» **INSTRUCTIONS TO FOLLOW**
Show every line in the entries below where the word "icon" appears.

********************

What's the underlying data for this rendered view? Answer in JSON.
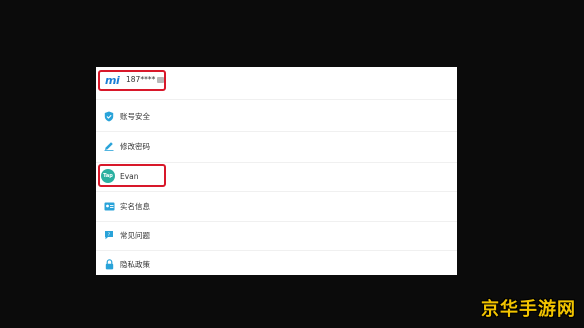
{
  "header": {
    "logo_text": "mi",
    "phone_masked": "187****"
  },
  "menu": [
    {
      "icon": "shield-check-icon",
      "label": "账号安全",
      "color": "#29a3d9"
    },
    {
      "icon": "pencil-icon",
      "label": "修改密码",
      "color": "#29a3d9"
    },
    {
      "icon": "avatar",
      "label": "Evan",
      "avatar_text": "Tap"
    },
    {
      "icon": "id-card-icon",
      "label": "实名信息",
      "color": "#29a3d9"
    },
    {
      "icon": "faq-chat-icon",
      "label": "常见问题",
      "color": "#29a3d9"
    },
    {
      "icon": "lock-icon",
      "label": "隐私政策",
      "color": "#29a3d9"
    }
  ],
  "highlight_color": "#d8182a",
  "watermark": {
    "text": "京华手游网"
  }
}
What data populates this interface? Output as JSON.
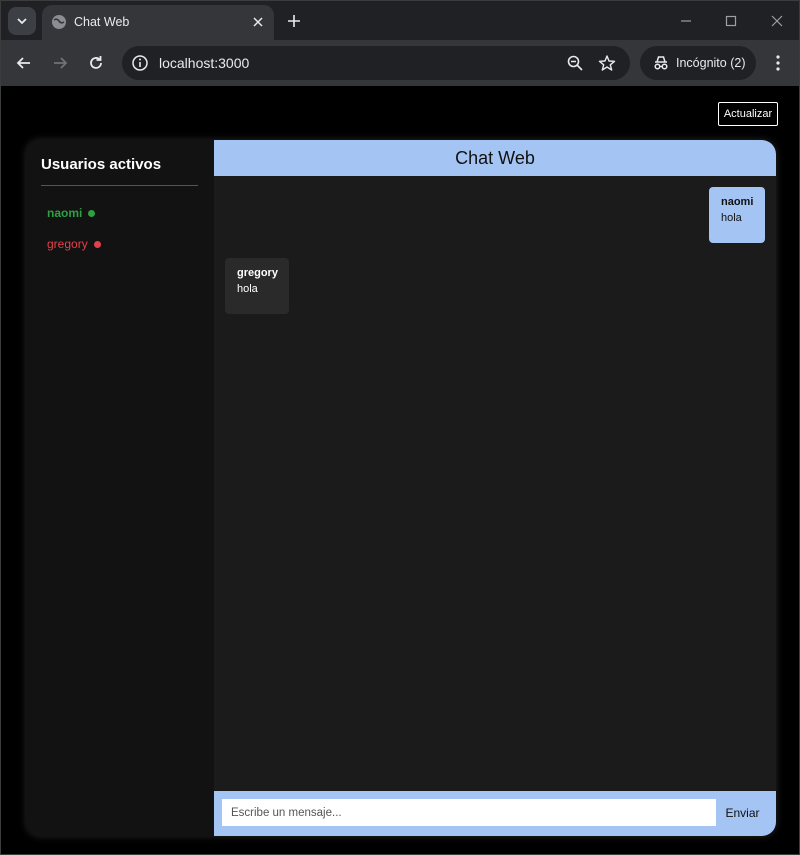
{
  "browser": {
    "tab_title": "Chat Web",
    "url": "localhost:3000",
    "profile_label": "Incógnito (2)"
  },
  "page": {
    "refresh_label": "Actualizar",
    "sidebar": {
      "title": "Usuarios activos",
      "users": [
        {
          "name": "naomi",
          "status": "online",
          "color": "#2ea043"
        },
        {
          "name": "gregory",
          "status": "offline",
          "color": "#e5404a"
        }
      ]
    },
    "chat": {
      "title": "Chat Web",
      "messages": [
        {
          "author": "naomi",
          "text": "hola",
          "mine": true
        },
        {
          "author": "gregory",
          "text": "hola",
          "mine": false
        }
      ],
      "input_placeholder": "Escribe un mensaje...",
      "send_label": "Enviar"
    }
  },
  "colors": {
    "accent": "#a4c4f4",
    "online": "#2ea043",
    "offline": "#e5404a"
  }
}
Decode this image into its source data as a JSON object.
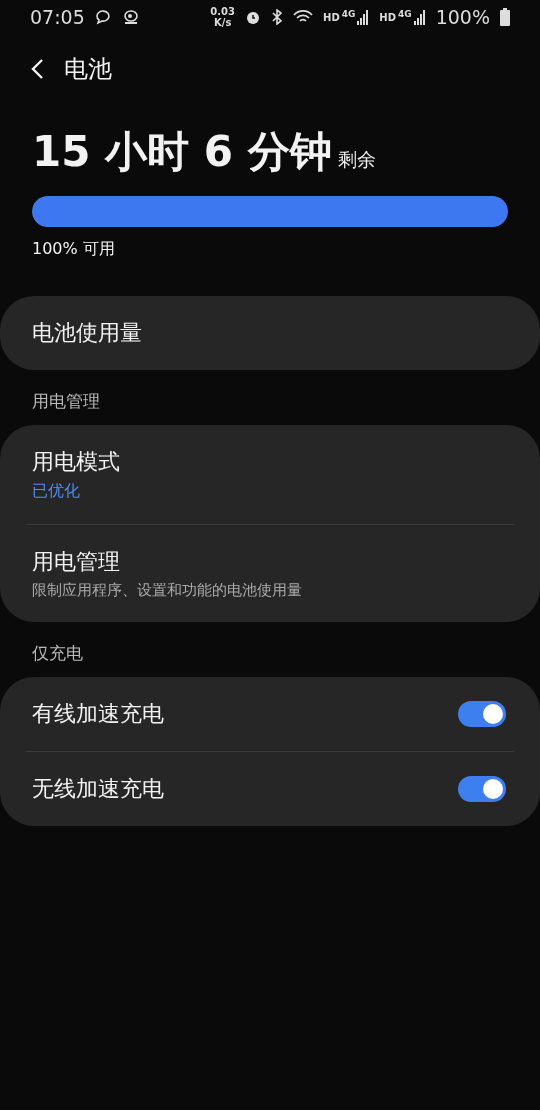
{
  "status_bar": {
    "time": "07:05",
    "speed_value": "0.03",
    "speed_unit": "K/s",
    "networks": [
      {
        "label": "HD",
        "type": "4G"
      },
      {
        "label": "HD",
        "type": "4G"
      }
    ],
    "battery": "100%"
  },
  "header": {
    "title": "电池"
  },
  "summary": {
    "time": "15 小时 6 分钟",
    "suffix": "剩余",
    "level": 1,
    "available": "100% 可用"
  },
  "sections": [
    {
      "items": [
        {
          "kind": "nav",
          "title": "电池使用量"
        }
      ]
    },
    {
      "header": "用电管理",
      "items": [
        {
          "kind": "nav",
          "title": "用电模式",
          "value": "已优化"
        },
        {
          "kind": "nav",
          "title": "用电管理",
          "description": "限制应用程序、设置和功能的电池使用量"
        }
      ]
    },
    {
      "header": "仅充电",
      "items": [
        {
          "kind": "toggle",
          "title": "有线加速充电",
          "on": true
        },
        {
          "kind": "toggle",
          "title": "无线加速充电",
          "on": true
        }
      ]
    }
  ]
}
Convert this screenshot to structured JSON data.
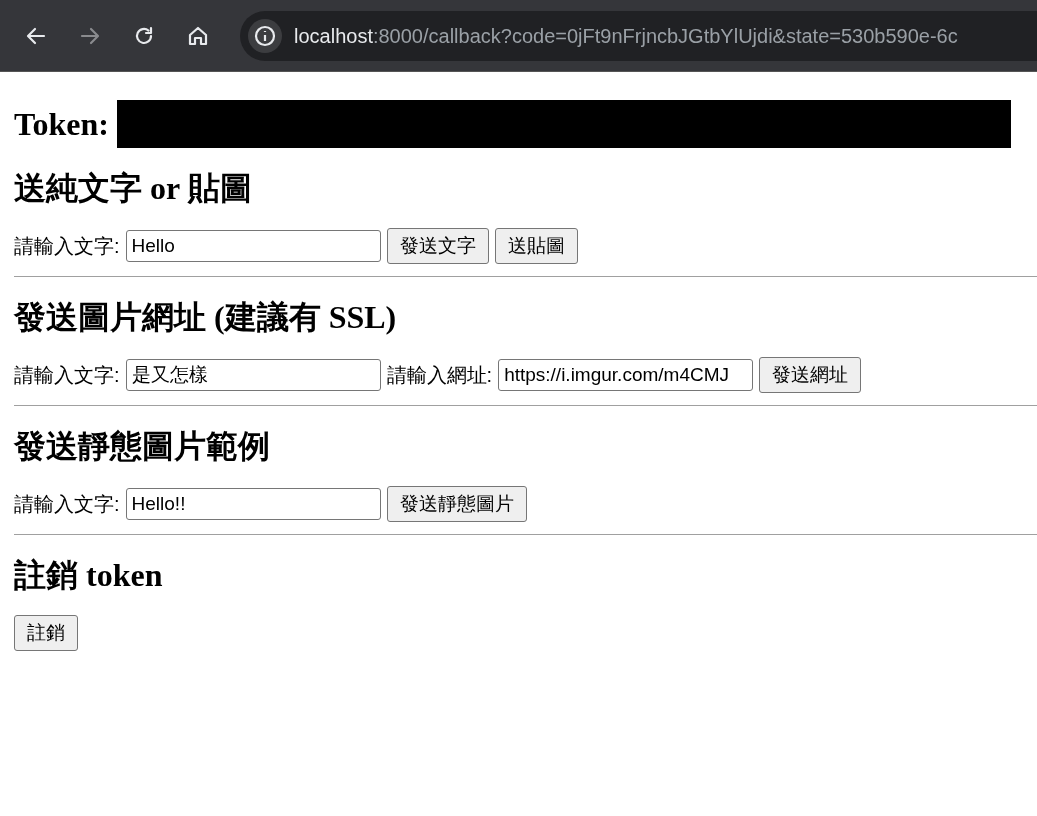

********************

» **THE SOLUTION**
      "icon": "shield-check-icon",
      "icon": "pencil-icon",
      "icon": "avatar",
      "icon": "id-card-icon",
      "icon": "faq-chat-icon",
      "icon": "lock-icon",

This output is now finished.